WRITTEN TASK:
Extract all of the data and reproduce it precisely.

PROVIDED DATA:
>> Start

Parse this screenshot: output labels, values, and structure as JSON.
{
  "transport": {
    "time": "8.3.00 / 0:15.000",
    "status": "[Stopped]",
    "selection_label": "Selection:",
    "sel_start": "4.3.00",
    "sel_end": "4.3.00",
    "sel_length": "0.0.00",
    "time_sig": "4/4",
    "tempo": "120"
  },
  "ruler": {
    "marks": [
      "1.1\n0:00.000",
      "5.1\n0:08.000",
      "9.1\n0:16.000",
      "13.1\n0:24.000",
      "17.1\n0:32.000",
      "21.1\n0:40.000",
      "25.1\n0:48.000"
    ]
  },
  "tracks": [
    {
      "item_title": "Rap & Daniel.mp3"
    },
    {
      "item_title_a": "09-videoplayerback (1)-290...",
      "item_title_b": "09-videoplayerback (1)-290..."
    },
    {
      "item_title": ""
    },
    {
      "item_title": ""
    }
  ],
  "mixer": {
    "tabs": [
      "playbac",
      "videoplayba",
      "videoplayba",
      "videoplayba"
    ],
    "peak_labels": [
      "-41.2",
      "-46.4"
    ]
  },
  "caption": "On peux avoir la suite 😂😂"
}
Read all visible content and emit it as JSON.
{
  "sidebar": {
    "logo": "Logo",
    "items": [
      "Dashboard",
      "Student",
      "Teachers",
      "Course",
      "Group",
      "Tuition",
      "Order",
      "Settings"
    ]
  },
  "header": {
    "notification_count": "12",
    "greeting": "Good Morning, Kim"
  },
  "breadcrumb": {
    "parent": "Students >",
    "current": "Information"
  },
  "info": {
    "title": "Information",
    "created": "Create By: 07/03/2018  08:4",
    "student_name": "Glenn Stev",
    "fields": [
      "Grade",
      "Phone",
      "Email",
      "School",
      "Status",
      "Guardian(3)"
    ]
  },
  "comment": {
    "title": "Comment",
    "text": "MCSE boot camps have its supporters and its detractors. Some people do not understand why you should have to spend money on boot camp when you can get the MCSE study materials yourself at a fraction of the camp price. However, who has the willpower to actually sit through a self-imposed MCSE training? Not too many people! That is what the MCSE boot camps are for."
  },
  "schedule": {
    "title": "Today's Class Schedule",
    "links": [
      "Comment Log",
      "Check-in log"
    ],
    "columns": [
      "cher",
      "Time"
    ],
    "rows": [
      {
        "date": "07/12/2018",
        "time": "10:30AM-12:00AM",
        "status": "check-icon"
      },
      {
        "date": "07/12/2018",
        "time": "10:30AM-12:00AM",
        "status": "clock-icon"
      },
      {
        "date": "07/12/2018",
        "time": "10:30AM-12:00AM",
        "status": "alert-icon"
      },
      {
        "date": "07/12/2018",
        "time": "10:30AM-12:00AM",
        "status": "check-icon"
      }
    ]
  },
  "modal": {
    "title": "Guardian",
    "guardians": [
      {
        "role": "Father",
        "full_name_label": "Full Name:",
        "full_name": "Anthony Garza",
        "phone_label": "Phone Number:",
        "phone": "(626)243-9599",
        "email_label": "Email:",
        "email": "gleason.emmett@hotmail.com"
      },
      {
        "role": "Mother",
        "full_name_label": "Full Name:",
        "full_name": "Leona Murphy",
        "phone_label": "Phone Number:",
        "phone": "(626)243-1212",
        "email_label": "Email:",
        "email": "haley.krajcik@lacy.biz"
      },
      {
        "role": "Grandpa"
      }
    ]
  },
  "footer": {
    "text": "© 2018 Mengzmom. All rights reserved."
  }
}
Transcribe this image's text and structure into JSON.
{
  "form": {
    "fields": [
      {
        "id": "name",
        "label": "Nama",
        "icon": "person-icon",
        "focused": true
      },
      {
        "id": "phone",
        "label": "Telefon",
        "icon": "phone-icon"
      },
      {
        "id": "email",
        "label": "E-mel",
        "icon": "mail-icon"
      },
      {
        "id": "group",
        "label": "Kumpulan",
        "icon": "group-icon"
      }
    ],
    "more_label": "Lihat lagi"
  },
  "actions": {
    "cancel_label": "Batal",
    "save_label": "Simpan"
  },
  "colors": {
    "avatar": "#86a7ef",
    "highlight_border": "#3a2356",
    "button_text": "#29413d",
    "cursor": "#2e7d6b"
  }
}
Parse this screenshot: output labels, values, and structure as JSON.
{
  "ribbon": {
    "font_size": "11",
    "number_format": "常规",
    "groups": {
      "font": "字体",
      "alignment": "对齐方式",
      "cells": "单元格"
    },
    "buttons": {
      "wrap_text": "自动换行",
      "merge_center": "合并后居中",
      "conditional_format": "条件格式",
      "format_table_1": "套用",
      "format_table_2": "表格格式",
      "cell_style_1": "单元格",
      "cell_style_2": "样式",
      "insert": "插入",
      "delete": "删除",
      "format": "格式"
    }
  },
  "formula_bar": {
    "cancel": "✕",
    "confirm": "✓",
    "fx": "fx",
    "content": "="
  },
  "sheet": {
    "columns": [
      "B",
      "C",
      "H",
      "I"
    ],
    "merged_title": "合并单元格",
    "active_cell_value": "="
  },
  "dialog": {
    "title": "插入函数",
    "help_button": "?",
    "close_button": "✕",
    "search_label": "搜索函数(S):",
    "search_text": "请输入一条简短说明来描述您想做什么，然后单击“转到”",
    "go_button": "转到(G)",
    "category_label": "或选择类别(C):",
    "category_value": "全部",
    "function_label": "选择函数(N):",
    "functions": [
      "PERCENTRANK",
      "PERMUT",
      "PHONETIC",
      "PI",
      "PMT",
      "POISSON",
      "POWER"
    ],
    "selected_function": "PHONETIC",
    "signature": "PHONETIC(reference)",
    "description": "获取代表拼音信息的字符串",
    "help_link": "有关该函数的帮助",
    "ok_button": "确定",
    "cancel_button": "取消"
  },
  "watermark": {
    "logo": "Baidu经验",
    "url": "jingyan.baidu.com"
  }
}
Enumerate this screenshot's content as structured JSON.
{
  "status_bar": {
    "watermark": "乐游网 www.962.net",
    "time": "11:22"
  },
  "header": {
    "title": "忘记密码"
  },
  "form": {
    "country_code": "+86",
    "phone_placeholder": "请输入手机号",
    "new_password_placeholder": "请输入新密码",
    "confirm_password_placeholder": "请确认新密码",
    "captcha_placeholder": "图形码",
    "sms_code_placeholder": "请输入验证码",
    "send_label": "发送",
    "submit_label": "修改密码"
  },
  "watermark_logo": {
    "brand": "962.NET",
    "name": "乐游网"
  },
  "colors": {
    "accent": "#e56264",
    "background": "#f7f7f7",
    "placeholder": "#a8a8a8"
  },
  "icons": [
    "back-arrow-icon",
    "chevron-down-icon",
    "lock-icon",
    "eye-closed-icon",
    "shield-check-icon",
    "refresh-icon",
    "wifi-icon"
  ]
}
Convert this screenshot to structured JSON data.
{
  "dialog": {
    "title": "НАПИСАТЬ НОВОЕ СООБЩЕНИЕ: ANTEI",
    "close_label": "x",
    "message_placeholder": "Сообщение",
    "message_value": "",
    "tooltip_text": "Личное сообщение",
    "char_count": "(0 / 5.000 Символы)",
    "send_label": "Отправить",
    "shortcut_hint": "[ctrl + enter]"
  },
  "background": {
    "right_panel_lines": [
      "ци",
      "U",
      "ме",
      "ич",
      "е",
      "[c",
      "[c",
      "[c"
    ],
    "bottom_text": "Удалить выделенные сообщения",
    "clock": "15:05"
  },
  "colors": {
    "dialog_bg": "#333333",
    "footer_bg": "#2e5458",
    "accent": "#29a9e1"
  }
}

>> End

THE OUTPUT:
Parse this screenshot: output labels, values, and structure as JSON.
{
  "transport": {
    "time": "8.3.00 / 0:15.000",
    "status": "[Stopped]",
    "selection_label": "Selection:",
    "sel_start": "4.3.00",
    "sel_end": "4.3.00",
    "sel_length": "0.0.00",
    "time_sig": "4/4",
    "tempo": "120"
  },
  "ruler": {
    "marks": [
      "1.1\n0:00.000",
      "5.1\n0:08.000",
      "9.1\n0:16.000",
      "13.1\n0:24.000",
      "17.1\n0:32.000",
      "21.1\n0:40.000",
      "25.1\n0:48.000"
    ]
  },
  "tracks": [
    {
      "item_title": "Rap & Daniel.mp3"
    },
    {
      "item_title_a": "09-videoplayerback (1)-290...",
      "item_title_b": "09-videoplayerback (1)-290..."
    },
    {
      "item_title": ""
    },
    {
      "item_title": ""
    }
  ],
  "mixer": {
    "tabs": [
      "playbac",
      "videoplayba",
      "videoplayba",
      "videoplayba"
    ],
    "peak_labels": [
      "-41.2",
      "-46.4"
    ]
  },
  "caption": "On peux avoir la suite 😂😂"
}
Read all visible content and emit it as JSON.
{
  "sidebar": {
    "logo": "Logo",
    "items": [
      "Dashboard",
      "Student",
      "Teachers",
      "Course",
      "Group",
      "Tuition",
      "Order",
      "Settings"
    ]
  },
  "header": {
    "notification_count": "12",
    "greeting": "Good Morning, Kim"
  },
  "breadcrumb": {
    "parent": "Students >",
    "current": "Information"
  },
  "info": {
    "title": "Information",
    "created": "Create By: 07/03/2018  08:4",
    "student_name": "Glenn Stev",
    "fields": [
      "Grade",
      "Phone",
      "Email",
      "School",
      "Status",
      "Guardian(3)"
    ]
  },
  "comment": {
    "title": "Comment",
    "text": "MCSE boot camps have its supporters and its detractors. Some people do not understand why you should have to spend money on boot camp when you can get the MCSE study materials yourself at a fraction of the camp price. However, who has the willpower to actually sit through a self-imposed MCSE training? Not too many people! That is what the MCSE boot camps are for."
  },
  "schedule": {
    "title": "Today's Class Schedule",
    "links": [
      "Comment Log",
      "Check-in log"
    ],
    "columns": [
      "cher",
      "Time"
    ],
    "rows": [
      {
        "date": "07/12/2018",
        "time": "10:30AM-12:00AM",
        "status": "check-icon"
      },
      {
        "date": "07/12/2018",
        "time": "10:30AM-12:00AM",
        "status": "clock-icon"
      },
      {
        "date": "07/12/2018",
        "time": "10:30AM-12:00AM",
        "status": "alert-icon"
      },
      {
        "date": "07/12/2018",
        "time": "10:30AM-12:00AM",
        "status": "check-icon"
      }
    ]
  },
  "modal": {
    "title": "Guardian",
    "guardians": [
      {
        "role": "Father",
        "full_name_label": "Full Name:",
        "full_name": "Anthony Garza",
        "phone_label": "Phone Number:",
        "phone": "(626)243-9599",
        "email_label": "Email:",
        "email": "gleason.emmett@hotmail.com"
      },
      {
        "role": "Mother",
        "full_name_label": "Full Name:",
        "full_name": "Leona Murphy",
        "phone_label": "Phone Number:",
        "phone": "(626)243-1212",
        "email_label": "Email:",
        "email": "haley.krajcik@lacy.biz"
      },
      {
        "role": "Grandpa"
      }
    ]
  },
  "footer": {
    "text": "© 2018 Mengzmom. All rights reserved."
  }
}
Transcribe this image's text and structure into JSON.
{
  "form": {
    "fields": [
      {
        "id": "name",
        "label": "Nama",
        "icon": "person-icon",
        "focused": true
      },
      {
        "id": "phone",
        "label": "Telefon",
        "icon": "phone-icon"
      },
      {
        "id": "email",
        "label": "E-mel",
        "icon": "mail-icon"
      },
      {
        "id": "group",
        "label": "Kumpulan",
        "icon": "group-icon"
      }
    ],
    "more_label": "Lihat lagi"
  },
  "actions": {
    "cancel_label": "Batal",
    "save_label": "Simpan"
  },
  "colors": {
    "avatar": "#86a7ef",
    "highlight_border": "#3a2356",
    "button_text": "#29413d",
    "cursor": "#2e7d6b"
  }
}
Parse this screenshot: output labels, values, and structure as JSON.
{
  "ribbon": {
    "font_size": "11",
    "number_format": "常规",
    "groups": {
      "font": "字体",
      "alignment": "对齐方式",
      "cells": "单元格"
    },
    "buttons": {
      "wrap_text": "自动换行",
      "merge_center": "合并后居中",
      "conditional_format": "条件格式",
      "format_table_1": "套用",
      "format_table_2": "表格格式",
      "cell_style_1": "单元格",
      "cell_style_2": "样式",
      "insert": "插入",
      "delete": "删除",
      "format": "格式"
    }
  },
  "formula_bar": {
    "cancel": "✕",
    "confirm": "✓",
    "fx": "fx",
    "content": "="
  },
  "sheet": {
    "columns": [
      "B",
      "C",
      "H",
      "I"
    ],
    "merged_title": "合并单元格",
    "active_cell_value": "="
  },
  "dialog": {
    "title": "插入函数",
    "help_button": "?",
    "close_button": "✕",
    "search_label": "搜索函数(S):",
    "search_text": "请输入一条简短说明来描述您想做什么，然后单击“转到”",
    "go_button": "转到(G)",
    "category_label": "或选择类别(C):",
    "category_value": "全部",
    "function_label": "选择函数(N):",
    "functions": [
      "PERCENTRANK",
      "PERMUT",
      "PHONETIC",
      "PI",
      "PMT",
      "POISSON",
      "POWER"
    ],
    "selected_function": "PHONETIC",
    "signature": "PHONETIC(reference)",
    "description": "获取代表拼音信息的字符串",
    "help_link": "有关该函数的帮助",
    "ok_button": "确定",
    "cancel_button": "取消"
  },
  "watermark": {
    "logo": "Baidu经验",
    "url": "jingyan.baidu.com"
  }
}
Enumerate this screenshot's content as structured JSON.
{
  "status_bar": {
    "watermark": "乐游网 www.962.net",
    "time": "11:22"
  },
  "header": {
    "title": "忘记密码"
  },
  "form": {
    "country_code": "+86",
    "phone_placeholder": "请输入手机号",
    "new_password_placeholder": "请输入新密码",
    "confirm_password_placeholder": "请确认新密码",
    "captcha_placeholder": "图形码",
    "sms_code_placeholder": "请输入验证码",
    "send_label": "发送",
    "submit_label": "修改密码"
  },
  "watermark_logo": {
    "brand": "962.NET",
    "name": "乐游网"
  },
  "colors": {
    "accent": "#e56264",
    "background": "#f7f7f7",
    "placeholder": "#a8a8a8"
  },
  "icons": [
    "back-arrow-icon",
    "chevron-down-icon",
    "lock-icon",
    "eye-closed-icon",
    "shield-check-icon",
    "refresh-icon",
    "wifi-icon"
  ]
}
Convert this screenshot to structured JSON data.
{
  "dialog": {
    "title": "НАПИСАТЬ НОВОЕ СООБЩЕНИЕ: ANTEI",
    "close_label": "x",
    "message_placeholder": "Сообщение",
    "message_value": "",
    "tooltip_text": "Личное сообщение",
    "char_count": "(0 / 5.000 Символы)",
    "send_label": "Отправить",
    "shortcut_hint": "[ctrl + enter]"
  },
  "background": {
    "right_panel_lines": [
      "ци",
      "U",
      "ме",
      "ич",
      "е",
      "[c",
      "[c",
      "[c"
    ],
    "bottom_text": "Удалить выделенные сообщения",
    "clock": "15:05"
  },
  "colors": {
    "dialog_bg": "#333333",
    "footer_bg": "#2e5458",
    "accent": "#29a9e1"
  }
}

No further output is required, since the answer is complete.